Top of Text block
Oxigene, meanwhile, has gone as far as designing a phase III study combining its fosbretabulin (Zybrestat) with carboplatin and paclitaxel in thyroid cancer, and this is apparently scheduled to start this June. However, with an $8m market cap it is hard to see the US company raising sufficient cash to run such a trial.
Attacking the vasculature
Tumour VDAs work by attacking the vasculature of solid tumours and thus restricting their blood supply – in contrast to angiogenesis inhibitors, for instance, which prevent the growth of new blood vessels.
Thus the concept is somewhat similar to Roche’s blockbuster Avastin, whose VEGF-targeting mode of action has some anti-vascular (as well as anti-angiogenic) effects. Most of the small-molecule approaches, including imbrabulin, fosbretabulin, plinabulin, verubulin and ZD6126, cause destabilisation of microtubules.
Bottom of Text block
▸ Problem set:
[1] Duplicate the passage on vascular disrupting agents word for word, starting at "Oxigene, meanwhile, has" and ending at "new blood vessels.".
[2] Answer these questions using the passage on vascular disrupting agents:
(a) In which cancer is Oxigene's phase III study of fosbretabulin planned?
(b) What is Oxigene's market cap?
(c) Which company's drug is Avastin?
[3] Shorten the paragraph in the passage on vascular disrupting agents that begins "Thus the concept is somewhat similar," keeping its main facts.
The entries that come after this passage on vascular disrupting agents are not needed for anything here.
Top of Entries supplied
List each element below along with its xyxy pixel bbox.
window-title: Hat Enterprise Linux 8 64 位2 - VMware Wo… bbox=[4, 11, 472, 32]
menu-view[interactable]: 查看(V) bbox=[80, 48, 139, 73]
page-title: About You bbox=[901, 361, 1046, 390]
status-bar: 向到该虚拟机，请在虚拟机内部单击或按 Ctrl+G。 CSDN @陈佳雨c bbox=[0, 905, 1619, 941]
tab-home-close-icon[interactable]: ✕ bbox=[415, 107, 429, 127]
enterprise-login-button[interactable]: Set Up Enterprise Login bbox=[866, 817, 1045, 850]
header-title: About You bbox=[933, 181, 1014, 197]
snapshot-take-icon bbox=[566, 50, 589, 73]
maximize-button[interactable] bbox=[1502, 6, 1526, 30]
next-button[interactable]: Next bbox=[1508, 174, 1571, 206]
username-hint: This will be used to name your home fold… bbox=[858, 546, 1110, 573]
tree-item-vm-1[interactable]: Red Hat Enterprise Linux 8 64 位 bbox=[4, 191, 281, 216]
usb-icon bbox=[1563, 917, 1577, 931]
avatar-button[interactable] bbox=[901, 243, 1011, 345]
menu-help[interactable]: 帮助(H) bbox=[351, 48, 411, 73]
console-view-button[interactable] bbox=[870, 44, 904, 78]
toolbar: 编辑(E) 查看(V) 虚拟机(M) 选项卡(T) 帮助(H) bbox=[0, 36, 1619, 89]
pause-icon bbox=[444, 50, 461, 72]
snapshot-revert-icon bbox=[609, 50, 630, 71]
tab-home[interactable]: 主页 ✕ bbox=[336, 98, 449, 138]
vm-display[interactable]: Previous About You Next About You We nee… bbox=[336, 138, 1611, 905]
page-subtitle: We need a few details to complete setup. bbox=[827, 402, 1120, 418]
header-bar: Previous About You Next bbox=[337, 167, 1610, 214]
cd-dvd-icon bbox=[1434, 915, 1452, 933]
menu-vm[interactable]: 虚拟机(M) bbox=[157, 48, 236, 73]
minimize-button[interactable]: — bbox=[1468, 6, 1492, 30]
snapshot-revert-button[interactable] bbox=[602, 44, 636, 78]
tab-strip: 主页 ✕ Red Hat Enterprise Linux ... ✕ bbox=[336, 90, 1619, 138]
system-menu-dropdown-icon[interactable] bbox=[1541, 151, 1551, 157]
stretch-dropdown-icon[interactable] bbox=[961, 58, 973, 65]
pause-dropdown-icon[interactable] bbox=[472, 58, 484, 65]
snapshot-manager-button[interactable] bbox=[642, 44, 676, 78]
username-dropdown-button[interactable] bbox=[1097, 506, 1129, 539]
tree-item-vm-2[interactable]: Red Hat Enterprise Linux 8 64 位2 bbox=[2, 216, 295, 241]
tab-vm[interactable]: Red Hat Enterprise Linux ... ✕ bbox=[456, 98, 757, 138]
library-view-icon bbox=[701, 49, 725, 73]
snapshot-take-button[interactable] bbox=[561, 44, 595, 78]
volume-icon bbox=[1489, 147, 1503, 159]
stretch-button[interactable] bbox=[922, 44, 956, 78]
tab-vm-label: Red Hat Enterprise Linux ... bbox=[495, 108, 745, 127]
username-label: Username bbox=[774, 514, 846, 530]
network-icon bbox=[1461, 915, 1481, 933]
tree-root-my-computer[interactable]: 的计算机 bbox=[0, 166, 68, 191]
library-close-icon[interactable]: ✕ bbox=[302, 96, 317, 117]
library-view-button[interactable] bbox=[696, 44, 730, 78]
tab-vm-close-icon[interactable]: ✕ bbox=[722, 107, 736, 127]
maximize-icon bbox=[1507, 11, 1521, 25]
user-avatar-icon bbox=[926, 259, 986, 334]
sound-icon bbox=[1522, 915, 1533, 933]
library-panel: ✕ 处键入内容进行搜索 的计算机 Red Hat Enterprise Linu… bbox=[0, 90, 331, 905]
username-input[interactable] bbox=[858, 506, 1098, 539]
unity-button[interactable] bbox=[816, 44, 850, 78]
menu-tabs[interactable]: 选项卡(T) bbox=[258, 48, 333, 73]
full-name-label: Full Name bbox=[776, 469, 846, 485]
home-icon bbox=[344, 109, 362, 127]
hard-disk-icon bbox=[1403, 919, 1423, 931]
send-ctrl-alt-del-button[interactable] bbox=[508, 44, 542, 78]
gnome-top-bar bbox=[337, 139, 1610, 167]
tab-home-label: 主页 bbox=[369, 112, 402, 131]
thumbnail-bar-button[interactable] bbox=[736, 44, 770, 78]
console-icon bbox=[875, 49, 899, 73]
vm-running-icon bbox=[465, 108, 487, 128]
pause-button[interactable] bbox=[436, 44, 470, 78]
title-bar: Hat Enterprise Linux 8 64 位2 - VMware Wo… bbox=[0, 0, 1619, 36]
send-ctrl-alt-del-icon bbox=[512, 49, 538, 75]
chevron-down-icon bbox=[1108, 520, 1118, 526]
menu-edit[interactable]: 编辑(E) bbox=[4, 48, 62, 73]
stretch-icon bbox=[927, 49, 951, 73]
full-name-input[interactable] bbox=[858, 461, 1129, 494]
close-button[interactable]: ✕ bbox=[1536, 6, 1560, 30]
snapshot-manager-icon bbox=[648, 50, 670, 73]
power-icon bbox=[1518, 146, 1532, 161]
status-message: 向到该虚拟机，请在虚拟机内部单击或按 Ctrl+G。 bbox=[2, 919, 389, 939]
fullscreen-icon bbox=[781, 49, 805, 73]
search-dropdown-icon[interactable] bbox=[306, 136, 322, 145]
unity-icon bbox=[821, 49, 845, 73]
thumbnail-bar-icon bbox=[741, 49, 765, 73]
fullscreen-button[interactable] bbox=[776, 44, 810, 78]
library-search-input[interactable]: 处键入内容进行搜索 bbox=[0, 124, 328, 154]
Bottom of Entries supplied
▸ Per-task outputs:
[1]
Oxigene, meanwhile, has gone as far as designing a phase III study combining its fosbretabulin (Zybrestat) with carboplatin and paclitaxel in thyroid cancer, and this is apparently scheduled to start this June. However, with an $8m market cap it is hard to see the US company raising sufficient cash to run such a trial.
Attacking the vasculature
Tumour VDAs work by attacking the vasculature of solid tumours and thus restricting their blood supply – in contrast to angiogenesis inhibitors, for instance, which prevent the growth of new blood vessels.

[2]
(a) Thyroid cancer
(b) $8m
(c) Roche's

[3] The concept resembles Roche's blockbuster Avastin, which targets VEGF and has some anti-vascular as well as anti-angiogenic effects. Most small-molecule approaches, such as imbrabulin, fosbretabulin, plinabulin, verubulin and ZD6126, destabilize microtubules.